■ Exercise goal
Entries follow. Set all of them down as they stand.

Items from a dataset
START
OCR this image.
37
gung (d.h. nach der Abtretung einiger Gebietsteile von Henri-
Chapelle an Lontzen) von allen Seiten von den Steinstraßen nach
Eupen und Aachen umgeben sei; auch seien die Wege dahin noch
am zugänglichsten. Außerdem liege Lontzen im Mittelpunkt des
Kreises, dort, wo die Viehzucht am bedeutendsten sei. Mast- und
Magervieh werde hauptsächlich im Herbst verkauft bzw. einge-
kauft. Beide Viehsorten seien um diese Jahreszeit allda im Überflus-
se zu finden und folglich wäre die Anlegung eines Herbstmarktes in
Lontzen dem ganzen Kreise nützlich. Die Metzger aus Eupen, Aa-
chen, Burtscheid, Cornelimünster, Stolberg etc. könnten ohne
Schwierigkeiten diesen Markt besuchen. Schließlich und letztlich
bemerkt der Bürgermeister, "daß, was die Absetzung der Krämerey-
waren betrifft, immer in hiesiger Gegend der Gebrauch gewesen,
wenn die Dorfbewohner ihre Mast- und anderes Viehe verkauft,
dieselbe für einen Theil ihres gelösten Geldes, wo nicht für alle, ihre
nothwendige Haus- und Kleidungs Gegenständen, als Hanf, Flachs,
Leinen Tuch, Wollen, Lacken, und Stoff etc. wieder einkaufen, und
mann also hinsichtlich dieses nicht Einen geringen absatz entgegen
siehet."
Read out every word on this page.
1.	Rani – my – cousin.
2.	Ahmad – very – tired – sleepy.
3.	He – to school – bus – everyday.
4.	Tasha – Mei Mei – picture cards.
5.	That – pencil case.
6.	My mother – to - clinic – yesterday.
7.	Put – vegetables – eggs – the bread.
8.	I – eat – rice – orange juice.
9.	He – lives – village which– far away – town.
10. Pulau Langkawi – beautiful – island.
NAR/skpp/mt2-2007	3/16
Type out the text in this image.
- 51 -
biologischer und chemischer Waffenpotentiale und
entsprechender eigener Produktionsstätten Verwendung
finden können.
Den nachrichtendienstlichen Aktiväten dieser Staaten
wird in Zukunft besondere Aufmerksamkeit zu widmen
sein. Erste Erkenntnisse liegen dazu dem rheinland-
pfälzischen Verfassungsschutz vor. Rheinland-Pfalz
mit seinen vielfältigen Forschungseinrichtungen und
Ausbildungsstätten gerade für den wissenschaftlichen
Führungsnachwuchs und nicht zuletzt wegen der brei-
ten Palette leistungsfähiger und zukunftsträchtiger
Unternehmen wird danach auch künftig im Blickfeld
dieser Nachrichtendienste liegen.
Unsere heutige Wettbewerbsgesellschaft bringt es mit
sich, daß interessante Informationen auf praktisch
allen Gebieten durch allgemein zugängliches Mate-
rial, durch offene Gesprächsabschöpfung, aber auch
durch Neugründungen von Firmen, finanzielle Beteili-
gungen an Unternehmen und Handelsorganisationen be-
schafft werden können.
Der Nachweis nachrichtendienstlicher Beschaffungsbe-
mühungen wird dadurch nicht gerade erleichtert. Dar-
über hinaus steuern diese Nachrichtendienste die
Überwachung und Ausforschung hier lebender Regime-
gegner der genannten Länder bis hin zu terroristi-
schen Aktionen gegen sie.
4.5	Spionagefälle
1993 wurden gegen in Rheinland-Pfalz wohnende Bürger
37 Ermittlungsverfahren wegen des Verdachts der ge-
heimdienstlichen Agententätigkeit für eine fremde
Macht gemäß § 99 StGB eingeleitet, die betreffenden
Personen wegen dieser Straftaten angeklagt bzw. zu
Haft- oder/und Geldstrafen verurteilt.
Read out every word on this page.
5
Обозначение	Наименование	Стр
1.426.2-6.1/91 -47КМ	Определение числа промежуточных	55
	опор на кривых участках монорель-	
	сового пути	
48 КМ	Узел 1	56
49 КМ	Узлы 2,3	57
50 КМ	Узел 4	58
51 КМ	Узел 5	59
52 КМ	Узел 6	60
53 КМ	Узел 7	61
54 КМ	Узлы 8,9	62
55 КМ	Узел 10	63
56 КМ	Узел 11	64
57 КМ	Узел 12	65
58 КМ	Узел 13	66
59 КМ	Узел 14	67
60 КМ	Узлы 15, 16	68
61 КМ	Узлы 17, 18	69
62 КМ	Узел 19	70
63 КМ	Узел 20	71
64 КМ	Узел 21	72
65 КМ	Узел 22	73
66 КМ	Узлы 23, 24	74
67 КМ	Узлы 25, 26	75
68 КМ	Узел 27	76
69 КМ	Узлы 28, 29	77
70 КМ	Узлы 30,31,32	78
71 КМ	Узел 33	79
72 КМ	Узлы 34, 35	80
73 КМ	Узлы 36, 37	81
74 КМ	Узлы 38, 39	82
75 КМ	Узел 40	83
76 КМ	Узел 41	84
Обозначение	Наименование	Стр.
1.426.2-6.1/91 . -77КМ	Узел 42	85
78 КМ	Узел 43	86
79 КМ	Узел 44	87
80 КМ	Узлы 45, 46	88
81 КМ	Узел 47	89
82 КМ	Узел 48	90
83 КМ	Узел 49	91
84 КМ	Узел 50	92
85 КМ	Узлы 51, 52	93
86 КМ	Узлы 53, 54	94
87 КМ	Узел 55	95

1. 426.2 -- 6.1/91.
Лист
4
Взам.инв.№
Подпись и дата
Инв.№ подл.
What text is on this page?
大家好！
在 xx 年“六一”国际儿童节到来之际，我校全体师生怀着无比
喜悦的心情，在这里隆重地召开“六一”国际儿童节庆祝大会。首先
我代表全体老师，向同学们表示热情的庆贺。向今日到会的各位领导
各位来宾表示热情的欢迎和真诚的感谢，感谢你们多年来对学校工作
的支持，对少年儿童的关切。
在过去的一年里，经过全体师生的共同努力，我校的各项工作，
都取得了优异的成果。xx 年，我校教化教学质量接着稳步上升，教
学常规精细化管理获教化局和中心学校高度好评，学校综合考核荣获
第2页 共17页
END
■ Reply to the task
OCR this image.
37
gung (d.h. nach der Abtretung einiger Gebietsteile von Henri-
Chapelle an Lontzen) von allen Seiten von den Steinstraßen nach
Eupen und Aachen umgeben sei; auch seien die Wege dahin noch
am zugänglichsten. Außerdem liege Lontzen im Mittelpunkt des
Kreises, dort, wo die Viehzucht am bedeutendsten sei. Mast- und
Magervieh werde hauptsächlich im Herbst verkauft bzw. einge-
kauft. Beide Viehsorten seien um diese Jahreszeit allda im Überflus-
se zu finden und folglich wäre die Anlegung eines Herbstmarktes in
Lontzen dem ganzen Kreise nützlich. Die Metzger aus Eupen, Aa-
chen, Burtscheid, Cornelimünster, Stolberg etc. könnten ohne
Schwierigkeiten diesen Markt besuchen. Schließlich und letztlich
bemerkt der Bürgermeister, "daß, was die Absetzung der Krämerey-
waren betrifft, immer in hiesiger Gegend der Gebrauch gewesen,
wenn die Dorfbewohner ihre Mast- und anderes Viehe verkauft,
dieselbe für einen Theil ihres gelösten Geldes, wo nicht für alle, ihre
nothwendige Haus- und Kleidungs Gegenständen, als Hanf, Flachs,
Leinen Tuch, Wollen, Lacken, und Stoff etc. wieder einkaufen, und
mann also hinsichtlich dieses nicht Einen geringen absatz entgegen
siehet."
Read out every word on this page.
1.	Rani – my – cousin.
2.	Ahmad – very – tired – sleepy.
3.	He – to school – bus – everyday.
4.	Tasha – Mei Mei – picture cards.
5.	That – pencil case.
6.	My mother – to - clinic – yesterday.
7.	Put – vegetables – eggs – the bread.
8.	I – eat – rice – orange juice.
9.	He – lives – village which– far away – town.
10. Pulau Langkawi – beautiful – island.
NAR/skpp/mt2-2007	3/16
Type out the text in this image.
- 51 -
biologischer und chemischer Waffenpotentiale und
entsprechender eigener Produktionsstätten Verwendung
finden können.
Den nachrichtendienstlichen Aktiväten dieser Staaten
wird in Zukunft besondere Aufmerksamkeit zu widmen
sein. Erste Erkenntnisse liegen dazu dem rheinland-
pfälzischen Verfassungsschutz vor. Rheinland-Pfalz
mit seinen vielfältigen Forschungseinrichtungen und
Ausbildungsstätten gerade für den wissenschaftlichen
Führungsnachwuchs und nicht zuletzt wegen der brei-
ten Palette leistungsfähiger und zukunftsträchtiger
Unternehmen wird danach auch künftig im Blickfeld
dieser Nachrichtendienste liegen.
Unsere heutige Wettbewerbsgesellschaft bringt es mit
sich, daß interessante Informationen auf praktisch
allen Gebieten durch allgemein zugängliches Mate-
rial, durch offene Gesprächsabschöpfung, aber auch
durch Neugründungen von Firmen, finanzielle Beteili-
gungen an Unternehmen und Handelsorganisationen be-
schafft werden können.
Der Nachweis nachrichtendienstlicher Beschaffungsbe-
mühungen wird dadurch nicht gerade erleichtert. Dar-
über hinaus steuern diese Nachrichtendienste die
Überwachung und Ausforschung hier lebender Regime-
gegner der genannten Länder bis hin zu terroristi-
schen Aktionen gegen sie.
4.5	Spionagefälle
1993 wurden gegen in Rheinland-Pfalz wohnende Bürger
37 Ermittlungsverfahren wegen des Verdachts der ge-
heimdienstlichen Agententätigkeit für eine fremde
Macht gemäß § 99 StGB eingeleitet, die betreffenden
Personen wegen dieser Straftaten angeklagt bzw. zu
Haft- oder/und Geldstrafen verurteilt.
Read out every word on this page.
5
Обозначение	Наименование	Стр
1.426.2-6.1/91 -47КМ	Определение числа промежуточных	55
	опор на кривых участках монорель-	
	сового пути	
48 КМ	Узел 1	56
49 КМ	Узлы 2,3	57
50 КМ	Узел 4	58
51 КМ	Узел 5	59
52 КМ	Узел 6	60
53 КМ	Узел 7	61
54 КМ	Узлы 8,9	62
55 КМ	Узел 10	63
56 КМ	Узел 11	64
57 КМ	Узел 12	65
58 КМ	Узел 13	66
59 КМ	Узел 14	67
60 КМ	Узлы 15, 16	68
61 КМ	Узлы 17, 18	69
62 КМ	Узел 19	70
63 КМ	Узел 20	71
64 КМ	Узел 21	72
65 КМ	Узел 22	73
66 КМ	Узлы 23, 24	74
67 КМ	Узлы 25, 26	75
68 КМ	Узел 27	76
69 КМ	Узлы 28, 29	77
70 КМ	Узлы 30,31,32	78
71 КМ	Узел 33	79
72 КМ	Узлы 34, 35	80
73 КМ	Узлы 36, 37	81
74 КМ	Узлы 38, 39	82
75 КМ	Узел 40	83
76 КМ	Узел 41	84
Обозначение	Наименование	Стр.
1.426.2-6.1/91 . -77КМ	Узел 42	85
78 КМ	Узел 43	86
79 КМ	Узел 44	87
80 КМ	Узлы 45, 46	88
81 КМ	Узел 47	89
82 КМ	Узел 48	90
83 КМ	Узел 49	91
84 КМ	Узел 50	92
85 КМ	Узлы 51, 52	93
86 КМ	Узлы 53, 54	94
87 КМ	Узел 55	95

1. 426.2 -- 6.1/91.
Лист
4
Взам.инв.№
Подпись и дата
Инв.№ подл.
What text is on this page?
大家好！
在 xx 年“六一”国际儿童节到来之际，我校全体师生怀着无比
喜悦的心情，在这里隆重地召开“六一”国际儿童节庆祝大会。首先
我代表全体老师，向同学们表示热情的庆贺。向今日到会的各位领导
各位来宾表示热情的欢迎和真诚的感谢，感谢你们多年来对学校工作
的支持，对少年儿童的关切。
在过去的一年里，经过全体师生的共同努力，我校的各项工作，
都取得了优异的成果。xx 年，我校教化教学质量接着稳步上升，教
学常规精细化管理获教化局和中心学校高度好评，学校综合考核荣获
第2页 共17页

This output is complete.